== EXTRACTED MATERIAL ==
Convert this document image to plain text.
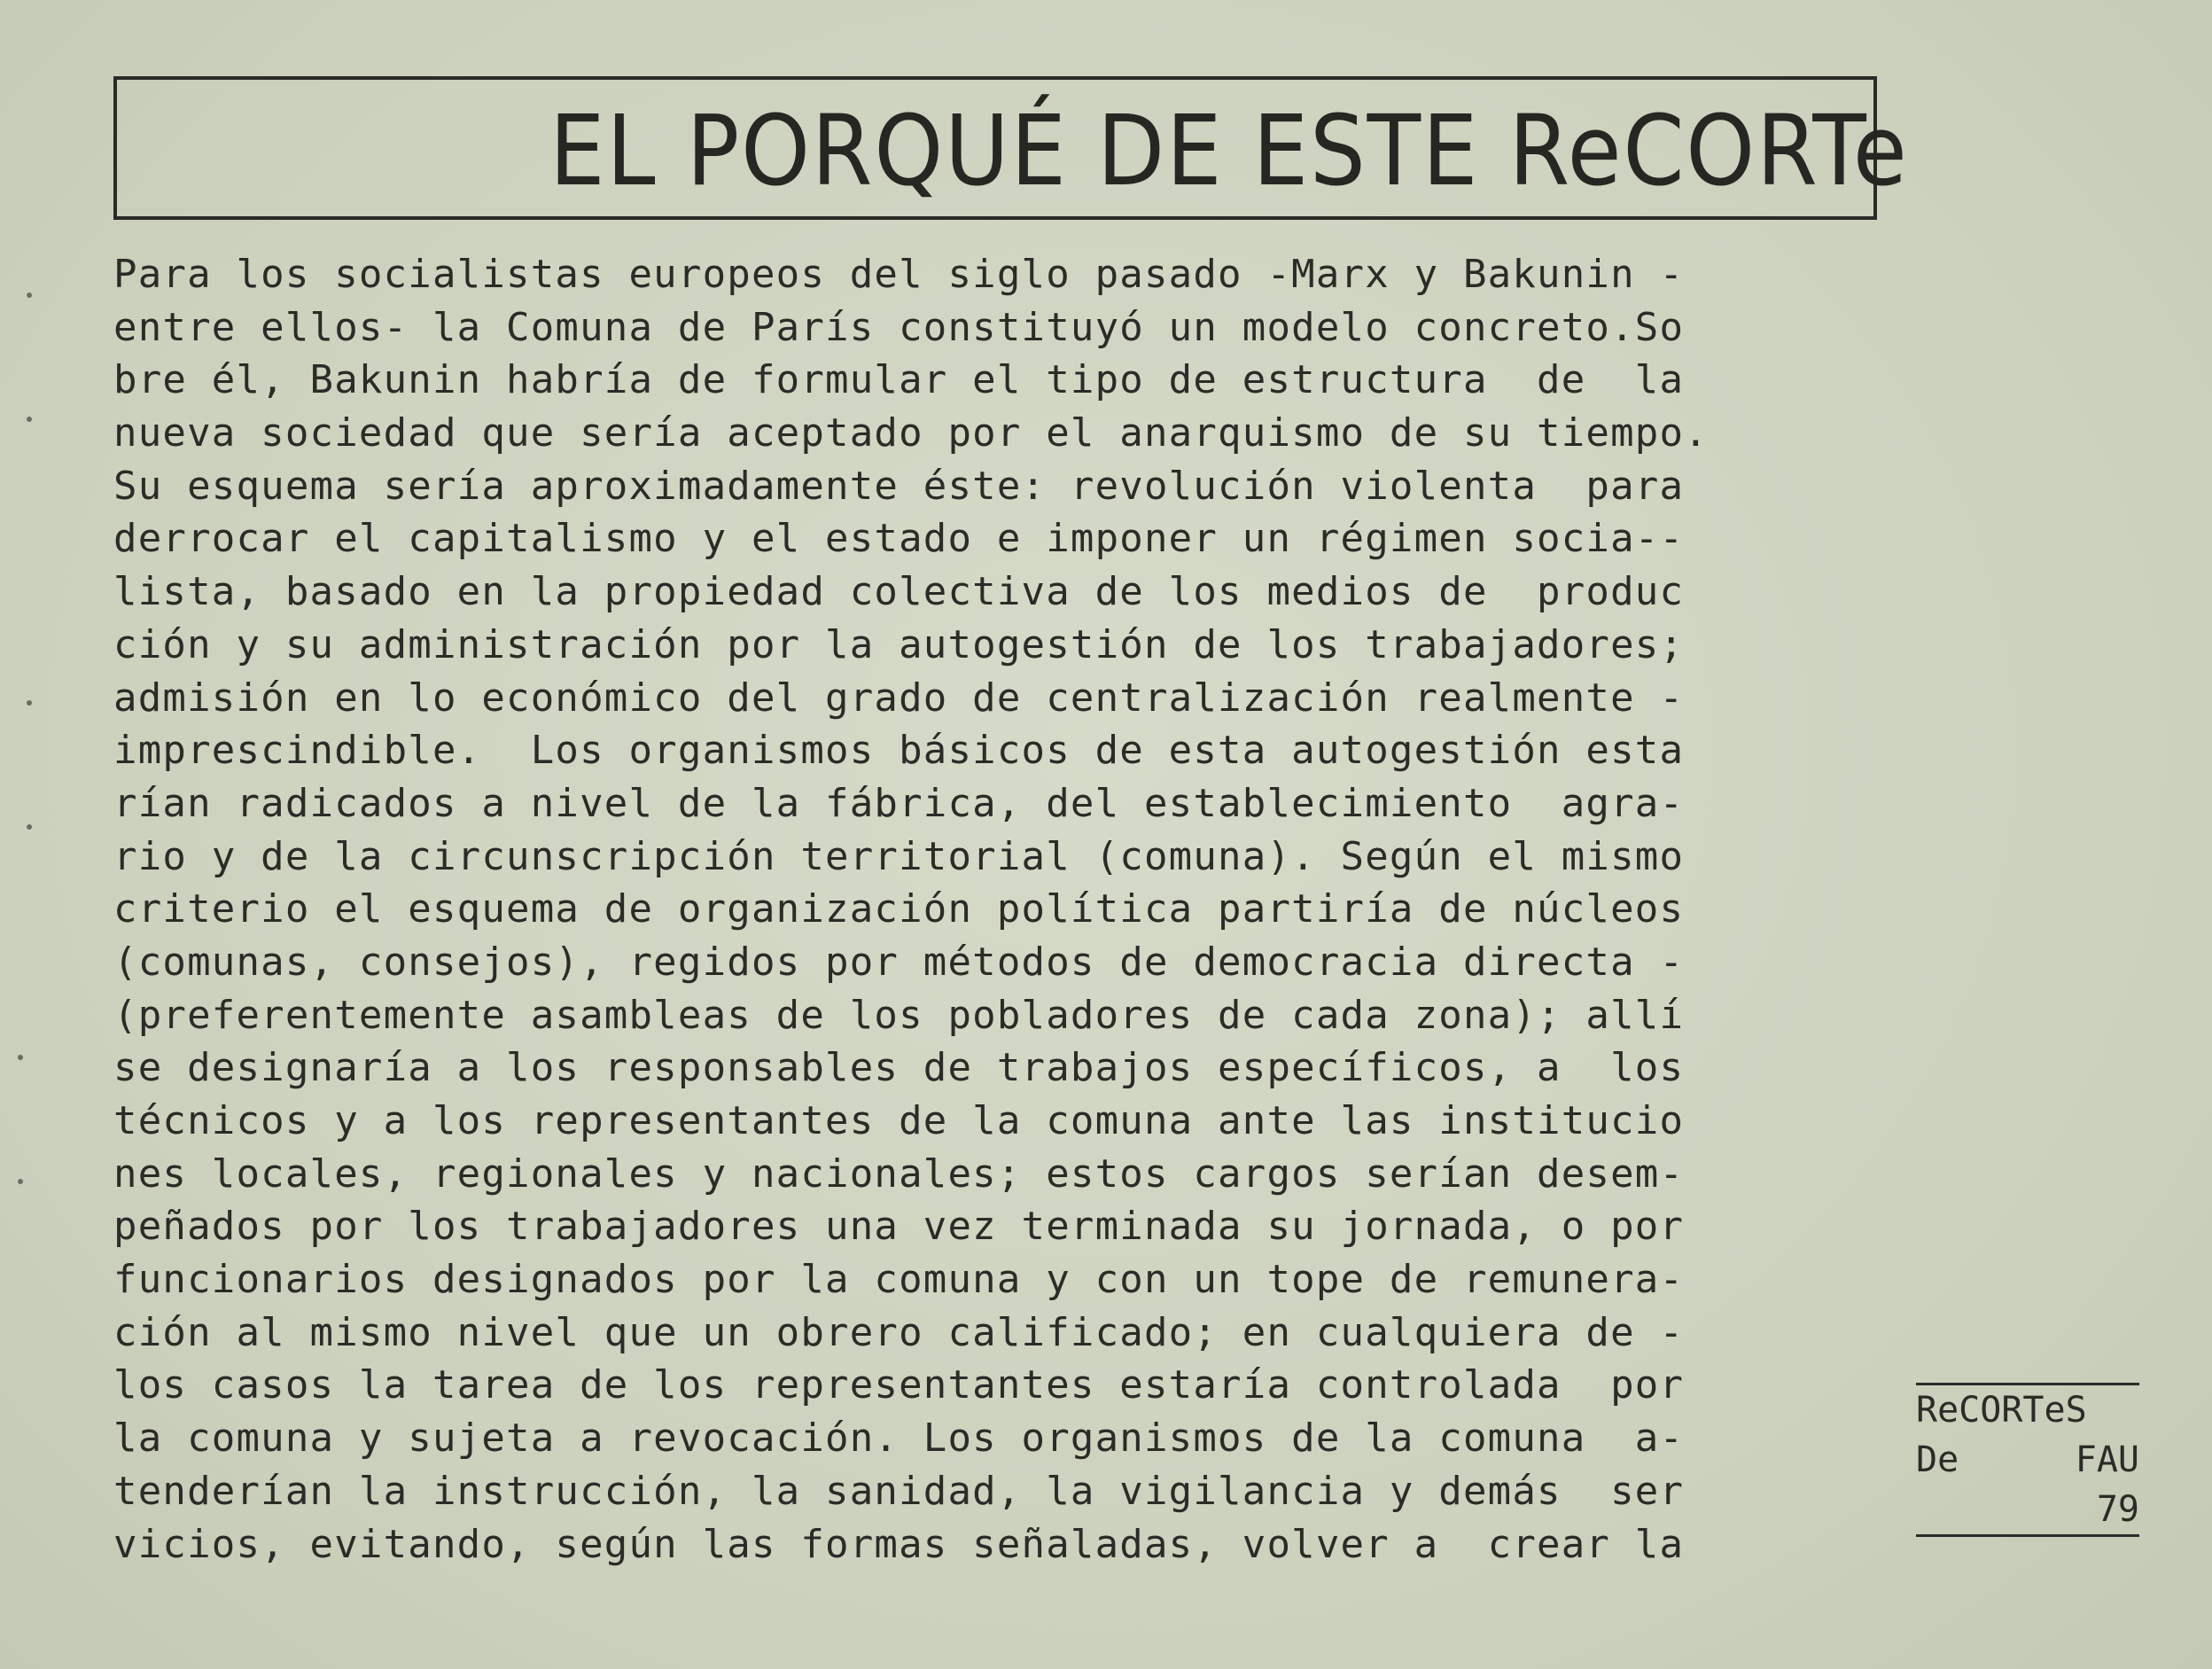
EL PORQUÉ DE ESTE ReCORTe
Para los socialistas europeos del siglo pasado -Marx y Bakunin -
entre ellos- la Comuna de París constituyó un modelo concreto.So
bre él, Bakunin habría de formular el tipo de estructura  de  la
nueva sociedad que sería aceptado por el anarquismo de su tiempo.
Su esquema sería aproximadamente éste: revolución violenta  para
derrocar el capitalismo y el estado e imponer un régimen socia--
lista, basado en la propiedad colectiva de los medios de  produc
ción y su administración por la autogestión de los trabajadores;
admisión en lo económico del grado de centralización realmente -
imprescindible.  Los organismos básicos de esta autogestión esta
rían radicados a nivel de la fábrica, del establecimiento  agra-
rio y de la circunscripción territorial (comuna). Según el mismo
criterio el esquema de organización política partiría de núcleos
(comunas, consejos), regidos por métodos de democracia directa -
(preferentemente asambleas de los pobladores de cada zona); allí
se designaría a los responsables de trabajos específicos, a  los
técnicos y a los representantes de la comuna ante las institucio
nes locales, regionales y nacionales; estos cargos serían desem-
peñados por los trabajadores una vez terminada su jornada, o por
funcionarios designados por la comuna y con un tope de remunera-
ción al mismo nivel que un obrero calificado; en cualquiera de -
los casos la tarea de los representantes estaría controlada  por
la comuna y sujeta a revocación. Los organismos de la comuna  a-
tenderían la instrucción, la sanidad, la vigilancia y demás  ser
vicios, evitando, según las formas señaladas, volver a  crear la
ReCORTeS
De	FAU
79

== AIM ==
Images do not belong in the copy; reproduce all other parts of the records above verbatim.

== RESULT ==
Convert this document image to plain text.
EL PORQUÉ DE ESTE ReCORTe
Para los socialistas europeos del siglo pasado -Marx y Bakunin -
entre ellos- la Comuna de París constituyó un modelo concreto.So
bre él, Bakunin habría de formular el tipo de estructura  de  la
nueva sociedad que sería aceptado por el anarquismo de su tiempo.
Su esquema sería aproximadamente éste: revolución violenta  para
derrocar el capitalismo y el estado e imponer un régimen socia--
lista, basado en la propiedad colectiva de los medios de  produc
ción y su administración por la autogestión de los trabajadores;
admisión en lo económico del grado de centralización realmente -
imprescindible.  Los organismos básicos de esta autogestión esta
rían radicados a nivel de la fábrica, del establecimiento  agra-
rio y de la circunscripción territorial (comuna). Según el mismo
criterio el esquema de organización política partiría de núcleos
(comunas, consejos), regidos por métodos de democracia directa -
(preferentemente asambleas de los pobladores de cada zona); allí
se designaría a los responsables de trabajos específicos, a  los
técnicos y a los representantes de la comuna ante las institucio
nes locales, regionales y nacionales; estos cargos serían desem-
peñados por los trabajadores una vez terminada su jornada, o por
funcionarios designados por la comuna y con un tope de remunera-
ción al mismo nivel que un obrero calificado; en cualquiera de -
los casos la tarea de los representantes estaría controlada  por
la comuna y sujeta a revocación. Los organismos de la comuna  a-
tenderían la instrucción, la sanidad, la vigilancia y demás  ser
vicios, evitando, según las formas señaladas, volver a  crear la
ReCORTeS
De	FAU
79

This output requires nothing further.